--- start of Material for this exercise ---

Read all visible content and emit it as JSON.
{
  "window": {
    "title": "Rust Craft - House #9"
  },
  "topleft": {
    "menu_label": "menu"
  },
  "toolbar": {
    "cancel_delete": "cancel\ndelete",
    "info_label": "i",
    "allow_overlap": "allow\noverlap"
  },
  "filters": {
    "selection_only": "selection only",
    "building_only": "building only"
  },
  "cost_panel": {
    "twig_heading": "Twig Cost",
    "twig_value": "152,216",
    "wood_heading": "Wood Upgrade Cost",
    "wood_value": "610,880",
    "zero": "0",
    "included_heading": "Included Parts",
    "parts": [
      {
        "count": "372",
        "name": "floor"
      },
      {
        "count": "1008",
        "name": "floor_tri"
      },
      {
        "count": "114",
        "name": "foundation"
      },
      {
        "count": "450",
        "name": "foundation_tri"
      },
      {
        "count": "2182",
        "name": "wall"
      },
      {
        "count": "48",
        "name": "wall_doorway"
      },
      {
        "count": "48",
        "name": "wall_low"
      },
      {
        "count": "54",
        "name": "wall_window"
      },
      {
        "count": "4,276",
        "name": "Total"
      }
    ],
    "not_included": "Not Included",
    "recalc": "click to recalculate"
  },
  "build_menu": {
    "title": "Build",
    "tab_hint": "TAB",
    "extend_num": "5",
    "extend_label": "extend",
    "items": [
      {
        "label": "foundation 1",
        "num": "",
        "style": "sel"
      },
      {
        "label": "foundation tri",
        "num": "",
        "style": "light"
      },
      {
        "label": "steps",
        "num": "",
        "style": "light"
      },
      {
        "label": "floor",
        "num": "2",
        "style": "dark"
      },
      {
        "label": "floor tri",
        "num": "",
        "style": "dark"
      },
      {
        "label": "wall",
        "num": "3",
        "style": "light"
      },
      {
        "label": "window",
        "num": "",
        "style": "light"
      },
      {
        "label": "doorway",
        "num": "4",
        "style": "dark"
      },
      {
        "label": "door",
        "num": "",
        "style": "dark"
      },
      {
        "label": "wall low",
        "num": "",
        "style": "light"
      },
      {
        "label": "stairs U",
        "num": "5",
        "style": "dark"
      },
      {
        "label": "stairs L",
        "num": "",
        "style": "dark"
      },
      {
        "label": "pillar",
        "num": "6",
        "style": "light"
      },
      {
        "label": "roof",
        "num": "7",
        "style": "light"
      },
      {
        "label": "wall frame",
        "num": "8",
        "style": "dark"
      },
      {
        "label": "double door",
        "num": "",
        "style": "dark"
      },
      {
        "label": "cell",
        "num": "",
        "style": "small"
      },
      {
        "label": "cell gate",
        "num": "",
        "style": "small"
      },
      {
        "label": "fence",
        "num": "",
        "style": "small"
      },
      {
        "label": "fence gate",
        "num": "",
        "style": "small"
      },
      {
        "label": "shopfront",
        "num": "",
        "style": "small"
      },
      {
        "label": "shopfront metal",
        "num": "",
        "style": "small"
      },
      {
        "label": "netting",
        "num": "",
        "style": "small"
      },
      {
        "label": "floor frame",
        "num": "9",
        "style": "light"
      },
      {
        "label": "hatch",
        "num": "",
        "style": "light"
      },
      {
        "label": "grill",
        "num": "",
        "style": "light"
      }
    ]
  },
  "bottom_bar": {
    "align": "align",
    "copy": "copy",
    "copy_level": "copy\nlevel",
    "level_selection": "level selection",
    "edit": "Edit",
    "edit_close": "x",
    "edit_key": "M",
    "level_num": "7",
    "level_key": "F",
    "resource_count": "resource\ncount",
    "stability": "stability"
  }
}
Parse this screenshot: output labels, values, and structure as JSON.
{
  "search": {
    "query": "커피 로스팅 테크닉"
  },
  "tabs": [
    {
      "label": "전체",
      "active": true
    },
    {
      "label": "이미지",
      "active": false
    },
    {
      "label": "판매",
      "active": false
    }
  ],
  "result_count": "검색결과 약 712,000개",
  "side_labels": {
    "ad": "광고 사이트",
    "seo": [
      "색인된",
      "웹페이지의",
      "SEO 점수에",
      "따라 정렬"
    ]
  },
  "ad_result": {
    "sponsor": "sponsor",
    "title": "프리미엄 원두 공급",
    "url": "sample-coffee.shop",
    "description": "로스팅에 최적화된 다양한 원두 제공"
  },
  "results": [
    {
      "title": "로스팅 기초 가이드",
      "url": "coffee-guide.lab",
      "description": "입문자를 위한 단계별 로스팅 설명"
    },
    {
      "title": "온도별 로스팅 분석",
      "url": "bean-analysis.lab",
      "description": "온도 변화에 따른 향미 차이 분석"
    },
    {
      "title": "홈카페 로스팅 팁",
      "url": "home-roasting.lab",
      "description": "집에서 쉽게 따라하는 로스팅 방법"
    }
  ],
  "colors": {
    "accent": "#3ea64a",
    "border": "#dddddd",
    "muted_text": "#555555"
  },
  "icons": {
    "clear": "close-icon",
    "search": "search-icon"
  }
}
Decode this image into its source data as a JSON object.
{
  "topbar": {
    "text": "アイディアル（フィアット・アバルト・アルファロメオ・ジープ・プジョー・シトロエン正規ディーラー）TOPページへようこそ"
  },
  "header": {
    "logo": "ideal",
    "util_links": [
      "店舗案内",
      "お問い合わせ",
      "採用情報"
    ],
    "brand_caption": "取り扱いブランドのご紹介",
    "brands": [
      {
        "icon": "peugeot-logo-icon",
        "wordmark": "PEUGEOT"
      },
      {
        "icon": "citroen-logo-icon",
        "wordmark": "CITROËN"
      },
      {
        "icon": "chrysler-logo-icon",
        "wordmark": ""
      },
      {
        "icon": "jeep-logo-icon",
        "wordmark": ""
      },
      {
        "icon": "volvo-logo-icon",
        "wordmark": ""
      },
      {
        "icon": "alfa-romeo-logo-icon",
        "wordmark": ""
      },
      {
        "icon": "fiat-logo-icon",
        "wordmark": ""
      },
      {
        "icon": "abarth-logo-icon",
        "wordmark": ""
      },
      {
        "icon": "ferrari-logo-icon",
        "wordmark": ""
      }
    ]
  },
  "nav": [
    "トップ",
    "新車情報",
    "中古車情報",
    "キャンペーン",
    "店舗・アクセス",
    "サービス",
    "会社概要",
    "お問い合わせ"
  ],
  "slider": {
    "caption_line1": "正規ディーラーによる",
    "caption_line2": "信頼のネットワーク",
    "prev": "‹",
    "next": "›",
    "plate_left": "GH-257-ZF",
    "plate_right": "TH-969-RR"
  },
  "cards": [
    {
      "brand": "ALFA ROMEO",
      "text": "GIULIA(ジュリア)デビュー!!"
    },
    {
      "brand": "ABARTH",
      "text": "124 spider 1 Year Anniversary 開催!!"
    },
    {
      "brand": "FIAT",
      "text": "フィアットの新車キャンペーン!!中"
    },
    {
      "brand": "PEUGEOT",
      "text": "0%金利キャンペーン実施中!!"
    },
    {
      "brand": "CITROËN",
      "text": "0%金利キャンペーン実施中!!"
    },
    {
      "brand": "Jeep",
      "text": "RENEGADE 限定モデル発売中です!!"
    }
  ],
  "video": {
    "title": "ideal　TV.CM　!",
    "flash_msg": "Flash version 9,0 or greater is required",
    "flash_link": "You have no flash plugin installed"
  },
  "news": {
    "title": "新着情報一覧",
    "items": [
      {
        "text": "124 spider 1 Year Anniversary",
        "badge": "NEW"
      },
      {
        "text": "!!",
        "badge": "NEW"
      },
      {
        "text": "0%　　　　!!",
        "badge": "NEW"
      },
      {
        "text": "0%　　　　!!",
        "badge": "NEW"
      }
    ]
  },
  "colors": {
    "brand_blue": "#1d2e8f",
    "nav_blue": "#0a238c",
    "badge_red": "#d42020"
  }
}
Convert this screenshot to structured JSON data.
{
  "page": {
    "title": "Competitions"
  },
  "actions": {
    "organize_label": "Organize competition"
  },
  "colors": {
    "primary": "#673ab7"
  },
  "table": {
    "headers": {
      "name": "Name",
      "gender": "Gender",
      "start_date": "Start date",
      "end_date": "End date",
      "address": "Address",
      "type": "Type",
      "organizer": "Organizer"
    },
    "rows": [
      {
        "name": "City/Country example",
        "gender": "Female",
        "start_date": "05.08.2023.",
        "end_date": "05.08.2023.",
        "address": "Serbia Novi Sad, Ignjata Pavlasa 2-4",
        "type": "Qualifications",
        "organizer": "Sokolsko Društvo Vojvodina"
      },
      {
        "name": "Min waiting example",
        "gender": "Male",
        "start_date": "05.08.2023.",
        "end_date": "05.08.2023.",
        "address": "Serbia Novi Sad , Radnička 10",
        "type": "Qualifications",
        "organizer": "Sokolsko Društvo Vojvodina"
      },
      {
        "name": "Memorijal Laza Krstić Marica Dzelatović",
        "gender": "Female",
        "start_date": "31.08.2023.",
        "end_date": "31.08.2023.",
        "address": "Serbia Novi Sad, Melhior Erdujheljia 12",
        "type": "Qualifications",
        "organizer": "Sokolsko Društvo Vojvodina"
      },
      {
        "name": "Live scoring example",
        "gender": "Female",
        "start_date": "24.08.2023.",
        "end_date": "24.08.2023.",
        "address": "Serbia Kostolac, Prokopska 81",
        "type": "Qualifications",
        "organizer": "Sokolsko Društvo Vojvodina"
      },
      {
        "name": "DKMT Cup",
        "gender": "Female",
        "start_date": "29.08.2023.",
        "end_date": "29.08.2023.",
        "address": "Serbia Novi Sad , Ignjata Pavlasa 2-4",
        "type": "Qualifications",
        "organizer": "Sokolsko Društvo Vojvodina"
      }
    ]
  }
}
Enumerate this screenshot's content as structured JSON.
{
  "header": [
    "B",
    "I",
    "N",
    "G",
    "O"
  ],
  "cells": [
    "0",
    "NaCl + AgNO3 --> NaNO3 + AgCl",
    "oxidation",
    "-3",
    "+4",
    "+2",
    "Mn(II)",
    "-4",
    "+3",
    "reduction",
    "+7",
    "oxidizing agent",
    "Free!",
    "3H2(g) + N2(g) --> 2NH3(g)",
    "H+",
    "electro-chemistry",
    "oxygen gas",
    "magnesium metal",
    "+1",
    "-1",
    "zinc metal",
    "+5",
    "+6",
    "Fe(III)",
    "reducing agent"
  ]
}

--- end of Material for this exercise ---

Exercise directions => Check each line of the records for the word "only", and show the lines that contain it.

Expected answer =>
    "selection_only": "selection only",
    "building_only": "building only"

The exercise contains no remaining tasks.